The task: Count only the lines of the records that hold "game", then give the number without any other words.

-- start of Records shown --

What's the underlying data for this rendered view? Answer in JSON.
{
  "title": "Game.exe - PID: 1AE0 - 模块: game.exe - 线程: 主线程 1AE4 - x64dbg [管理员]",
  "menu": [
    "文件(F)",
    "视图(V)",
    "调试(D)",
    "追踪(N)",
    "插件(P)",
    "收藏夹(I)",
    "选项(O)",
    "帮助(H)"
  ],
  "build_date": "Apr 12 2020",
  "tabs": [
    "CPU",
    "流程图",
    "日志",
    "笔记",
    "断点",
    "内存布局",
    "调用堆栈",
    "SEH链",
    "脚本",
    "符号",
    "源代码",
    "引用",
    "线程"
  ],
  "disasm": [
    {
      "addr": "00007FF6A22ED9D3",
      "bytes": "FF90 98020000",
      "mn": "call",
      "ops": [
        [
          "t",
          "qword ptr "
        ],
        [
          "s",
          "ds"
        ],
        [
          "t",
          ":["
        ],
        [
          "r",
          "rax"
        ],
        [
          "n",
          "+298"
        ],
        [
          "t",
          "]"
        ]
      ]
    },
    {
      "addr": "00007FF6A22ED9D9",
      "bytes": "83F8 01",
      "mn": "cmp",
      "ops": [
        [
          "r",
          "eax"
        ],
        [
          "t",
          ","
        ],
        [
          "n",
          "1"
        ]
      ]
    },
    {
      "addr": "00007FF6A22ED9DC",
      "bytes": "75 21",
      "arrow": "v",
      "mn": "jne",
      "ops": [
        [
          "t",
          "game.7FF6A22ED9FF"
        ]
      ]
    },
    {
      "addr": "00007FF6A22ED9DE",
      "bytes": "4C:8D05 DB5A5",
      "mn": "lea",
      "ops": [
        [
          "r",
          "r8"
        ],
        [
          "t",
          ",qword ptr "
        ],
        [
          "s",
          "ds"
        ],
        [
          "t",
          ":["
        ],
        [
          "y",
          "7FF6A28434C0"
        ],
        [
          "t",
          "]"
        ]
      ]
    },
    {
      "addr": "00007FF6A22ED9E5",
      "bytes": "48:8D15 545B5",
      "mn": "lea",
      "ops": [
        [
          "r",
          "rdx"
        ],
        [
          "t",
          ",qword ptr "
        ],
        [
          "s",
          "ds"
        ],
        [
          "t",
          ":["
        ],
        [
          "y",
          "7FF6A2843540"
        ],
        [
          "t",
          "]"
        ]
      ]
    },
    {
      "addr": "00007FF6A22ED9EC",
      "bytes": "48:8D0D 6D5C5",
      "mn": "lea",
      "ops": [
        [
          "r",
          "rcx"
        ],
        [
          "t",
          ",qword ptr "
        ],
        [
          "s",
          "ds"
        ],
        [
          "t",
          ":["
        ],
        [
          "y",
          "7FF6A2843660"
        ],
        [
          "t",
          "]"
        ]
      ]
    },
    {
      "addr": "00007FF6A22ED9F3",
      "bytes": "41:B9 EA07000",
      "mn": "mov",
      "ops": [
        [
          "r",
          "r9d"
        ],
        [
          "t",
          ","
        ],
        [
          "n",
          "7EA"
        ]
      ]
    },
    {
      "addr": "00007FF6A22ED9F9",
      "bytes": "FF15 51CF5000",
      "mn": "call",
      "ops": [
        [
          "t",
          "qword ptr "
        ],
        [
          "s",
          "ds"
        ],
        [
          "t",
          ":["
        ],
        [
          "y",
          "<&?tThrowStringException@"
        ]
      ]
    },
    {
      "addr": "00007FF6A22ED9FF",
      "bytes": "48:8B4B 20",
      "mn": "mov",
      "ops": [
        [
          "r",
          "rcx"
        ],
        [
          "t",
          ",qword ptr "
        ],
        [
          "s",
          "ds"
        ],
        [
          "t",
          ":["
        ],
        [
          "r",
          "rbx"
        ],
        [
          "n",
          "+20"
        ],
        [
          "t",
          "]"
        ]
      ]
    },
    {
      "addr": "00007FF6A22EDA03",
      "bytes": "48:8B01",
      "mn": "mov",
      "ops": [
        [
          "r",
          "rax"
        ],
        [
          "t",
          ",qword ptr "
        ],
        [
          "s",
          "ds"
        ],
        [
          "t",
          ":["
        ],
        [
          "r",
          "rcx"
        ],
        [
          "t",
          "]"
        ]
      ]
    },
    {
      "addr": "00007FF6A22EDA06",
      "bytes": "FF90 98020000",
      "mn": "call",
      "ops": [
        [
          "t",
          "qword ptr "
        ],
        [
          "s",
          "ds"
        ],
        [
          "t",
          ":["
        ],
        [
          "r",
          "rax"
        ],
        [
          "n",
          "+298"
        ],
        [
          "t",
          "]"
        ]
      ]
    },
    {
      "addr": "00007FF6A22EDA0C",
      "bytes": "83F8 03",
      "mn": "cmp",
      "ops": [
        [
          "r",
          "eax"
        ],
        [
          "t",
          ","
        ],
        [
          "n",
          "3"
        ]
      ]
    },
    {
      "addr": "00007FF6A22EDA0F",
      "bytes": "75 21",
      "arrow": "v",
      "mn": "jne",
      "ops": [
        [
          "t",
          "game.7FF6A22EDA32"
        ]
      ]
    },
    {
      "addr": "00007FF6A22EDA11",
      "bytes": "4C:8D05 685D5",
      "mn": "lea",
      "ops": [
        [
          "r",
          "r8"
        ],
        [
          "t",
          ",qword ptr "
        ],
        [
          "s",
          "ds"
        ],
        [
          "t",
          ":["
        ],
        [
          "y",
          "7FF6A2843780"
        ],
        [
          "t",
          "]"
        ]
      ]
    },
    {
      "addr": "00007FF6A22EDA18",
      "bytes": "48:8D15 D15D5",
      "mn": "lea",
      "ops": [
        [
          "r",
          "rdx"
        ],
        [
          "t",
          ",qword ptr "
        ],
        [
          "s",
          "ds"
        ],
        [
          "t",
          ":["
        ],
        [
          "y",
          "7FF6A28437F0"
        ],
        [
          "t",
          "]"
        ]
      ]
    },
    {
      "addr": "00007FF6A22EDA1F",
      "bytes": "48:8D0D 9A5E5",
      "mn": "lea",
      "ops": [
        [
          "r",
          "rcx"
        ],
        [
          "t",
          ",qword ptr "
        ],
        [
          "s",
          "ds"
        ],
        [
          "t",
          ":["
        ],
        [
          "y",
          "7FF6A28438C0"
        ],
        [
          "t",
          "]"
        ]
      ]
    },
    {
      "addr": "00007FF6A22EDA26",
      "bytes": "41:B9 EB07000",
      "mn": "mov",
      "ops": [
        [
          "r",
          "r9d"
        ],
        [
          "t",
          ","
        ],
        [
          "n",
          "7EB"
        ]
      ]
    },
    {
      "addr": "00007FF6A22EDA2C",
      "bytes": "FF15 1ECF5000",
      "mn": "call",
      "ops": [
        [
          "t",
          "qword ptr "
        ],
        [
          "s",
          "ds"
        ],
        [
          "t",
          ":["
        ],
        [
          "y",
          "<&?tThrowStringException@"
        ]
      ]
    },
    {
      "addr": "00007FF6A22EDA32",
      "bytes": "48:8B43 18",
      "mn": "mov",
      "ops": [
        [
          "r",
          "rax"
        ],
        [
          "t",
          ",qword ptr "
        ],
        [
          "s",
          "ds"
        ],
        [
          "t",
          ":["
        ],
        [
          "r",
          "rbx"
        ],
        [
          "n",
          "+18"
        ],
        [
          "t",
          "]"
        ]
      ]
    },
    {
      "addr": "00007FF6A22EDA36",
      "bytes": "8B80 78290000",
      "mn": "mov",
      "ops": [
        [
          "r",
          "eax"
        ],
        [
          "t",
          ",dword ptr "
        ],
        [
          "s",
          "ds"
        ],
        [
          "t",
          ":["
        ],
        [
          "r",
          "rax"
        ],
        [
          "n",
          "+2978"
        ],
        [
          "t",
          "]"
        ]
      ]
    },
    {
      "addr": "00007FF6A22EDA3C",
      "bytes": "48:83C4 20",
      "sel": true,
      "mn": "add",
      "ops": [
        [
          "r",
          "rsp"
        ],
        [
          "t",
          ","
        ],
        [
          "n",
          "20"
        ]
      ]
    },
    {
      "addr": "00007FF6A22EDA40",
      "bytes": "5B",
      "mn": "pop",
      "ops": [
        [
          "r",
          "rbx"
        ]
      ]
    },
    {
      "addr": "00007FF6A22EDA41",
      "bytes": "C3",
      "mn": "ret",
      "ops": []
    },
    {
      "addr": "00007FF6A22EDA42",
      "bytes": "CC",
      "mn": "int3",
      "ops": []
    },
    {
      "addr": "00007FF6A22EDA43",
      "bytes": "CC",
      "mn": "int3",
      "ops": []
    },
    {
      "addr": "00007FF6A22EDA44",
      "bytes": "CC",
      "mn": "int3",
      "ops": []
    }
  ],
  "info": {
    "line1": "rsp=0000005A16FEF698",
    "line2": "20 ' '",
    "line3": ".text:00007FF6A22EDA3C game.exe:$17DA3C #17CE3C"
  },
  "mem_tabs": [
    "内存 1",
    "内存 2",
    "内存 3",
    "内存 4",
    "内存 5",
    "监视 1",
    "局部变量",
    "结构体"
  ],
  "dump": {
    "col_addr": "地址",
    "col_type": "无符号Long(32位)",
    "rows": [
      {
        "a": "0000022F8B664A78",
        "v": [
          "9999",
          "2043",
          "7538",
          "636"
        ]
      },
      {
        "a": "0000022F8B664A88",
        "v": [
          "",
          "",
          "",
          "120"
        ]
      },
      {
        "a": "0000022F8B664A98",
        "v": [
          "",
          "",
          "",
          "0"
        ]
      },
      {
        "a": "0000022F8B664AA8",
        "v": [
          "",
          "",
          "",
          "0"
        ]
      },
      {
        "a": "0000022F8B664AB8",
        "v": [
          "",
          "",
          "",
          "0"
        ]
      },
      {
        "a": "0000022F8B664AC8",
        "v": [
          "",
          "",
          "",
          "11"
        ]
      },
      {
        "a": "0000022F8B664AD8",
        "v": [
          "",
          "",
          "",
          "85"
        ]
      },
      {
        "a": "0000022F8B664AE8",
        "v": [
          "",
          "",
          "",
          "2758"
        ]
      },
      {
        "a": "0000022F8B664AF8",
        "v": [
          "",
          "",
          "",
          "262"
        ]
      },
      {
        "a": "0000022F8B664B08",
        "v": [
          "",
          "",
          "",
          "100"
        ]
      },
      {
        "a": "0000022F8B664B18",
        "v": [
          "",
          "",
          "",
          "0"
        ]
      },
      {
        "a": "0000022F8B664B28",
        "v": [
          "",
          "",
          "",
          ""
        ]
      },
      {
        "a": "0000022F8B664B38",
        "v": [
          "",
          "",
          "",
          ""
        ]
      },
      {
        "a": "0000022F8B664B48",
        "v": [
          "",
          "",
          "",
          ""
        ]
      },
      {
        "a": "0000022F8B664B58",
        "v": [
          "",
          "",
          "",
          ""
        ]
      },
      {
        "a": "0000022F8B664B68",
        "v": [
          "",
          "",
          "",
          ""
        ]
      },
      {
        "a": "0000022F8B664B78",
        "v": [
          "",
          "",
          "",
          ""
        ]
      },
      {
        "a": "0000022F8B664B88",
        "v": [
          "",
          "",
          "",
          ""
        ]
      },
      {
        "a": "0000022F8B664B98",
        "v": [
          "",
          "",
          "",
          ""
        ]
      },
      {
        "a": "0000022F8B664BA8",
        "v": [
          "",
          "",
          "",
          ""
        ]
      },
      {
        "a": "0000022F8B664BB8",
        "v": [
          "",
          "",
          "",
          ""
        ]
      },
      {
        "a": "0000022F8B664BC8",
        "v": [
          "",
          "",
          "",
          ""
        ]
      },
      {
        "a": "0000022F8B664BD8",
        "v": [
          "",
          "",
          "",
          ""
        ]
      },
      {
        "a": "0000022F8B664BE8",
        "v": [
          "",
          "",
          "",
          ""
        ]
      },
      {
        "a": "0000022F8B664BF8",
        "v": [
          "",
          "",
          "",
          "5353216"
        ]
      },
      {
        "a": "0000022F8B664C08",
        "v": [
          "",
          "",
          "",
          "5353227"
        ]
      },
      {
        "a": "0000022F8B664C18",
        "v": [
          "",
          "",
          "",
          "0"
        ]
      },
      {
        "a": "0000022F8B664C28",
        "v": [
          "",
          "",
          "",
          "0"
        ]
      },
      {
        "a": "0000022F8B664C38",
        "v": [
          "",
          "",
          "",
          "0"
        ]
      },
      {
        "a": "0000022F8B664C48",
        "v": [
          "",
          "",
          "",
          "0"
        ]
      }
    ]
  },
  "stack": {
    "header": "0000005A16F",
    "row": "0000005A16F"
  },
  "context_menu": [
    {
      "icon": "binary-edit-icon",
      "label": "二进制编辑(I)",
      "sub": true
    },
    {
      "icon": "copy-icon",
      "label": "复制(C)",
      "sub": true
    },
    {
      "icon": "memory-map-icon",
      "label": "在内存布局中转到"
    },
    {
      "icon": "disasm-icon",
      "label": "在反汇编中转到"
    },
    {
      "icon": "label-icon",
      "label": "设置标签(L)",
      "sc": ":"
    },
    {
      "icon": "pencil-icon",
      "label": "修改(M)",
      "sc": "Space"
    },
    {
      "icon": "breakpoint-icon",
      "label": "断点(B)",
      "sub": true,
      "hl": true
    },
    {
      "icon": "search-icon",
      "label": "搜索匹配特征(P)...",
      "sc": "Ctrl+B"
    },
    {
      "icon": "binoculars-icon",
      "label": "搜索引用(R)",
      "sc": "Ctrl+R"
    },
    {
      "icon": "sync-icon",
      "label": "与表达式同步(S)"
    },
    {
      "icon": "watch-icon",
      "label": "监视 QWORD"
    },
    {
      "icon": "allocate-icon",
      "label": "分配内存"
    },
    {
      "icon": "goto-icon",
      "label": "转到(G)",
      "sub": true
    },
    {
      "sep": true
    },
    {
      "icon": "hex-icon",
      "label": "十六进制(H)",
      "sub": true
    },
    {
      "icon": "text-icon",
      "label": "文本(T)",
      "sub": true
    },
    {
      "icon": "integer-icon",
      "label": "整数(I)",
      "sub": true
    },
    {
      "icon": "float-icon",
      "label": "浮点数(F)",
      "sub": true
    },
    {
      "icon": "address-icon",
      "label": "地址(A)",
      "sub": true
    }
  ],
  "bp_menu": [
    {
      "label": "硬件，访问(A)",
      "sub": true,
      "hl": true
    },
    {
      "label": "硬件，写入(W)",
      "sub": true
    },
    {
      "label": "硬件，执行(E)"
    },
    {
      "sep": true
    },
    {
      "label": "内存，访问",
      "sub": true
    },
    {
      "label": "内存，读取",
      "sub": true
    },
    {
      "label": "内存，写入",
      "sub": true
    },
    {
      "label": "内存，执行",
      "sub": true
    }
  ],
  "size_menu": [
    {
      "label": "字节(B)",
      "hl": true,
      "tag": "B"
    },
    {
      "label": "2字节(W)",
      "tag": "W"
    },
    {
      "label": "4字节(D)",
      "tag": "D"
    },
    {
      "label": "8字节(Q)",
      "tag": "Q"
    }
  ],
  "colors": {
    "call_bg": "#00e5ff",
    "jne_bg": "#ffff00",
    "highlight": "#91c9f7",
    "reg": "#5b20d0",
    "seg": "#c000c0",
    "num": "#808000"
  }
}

-- end of Records shown --

Solution: 4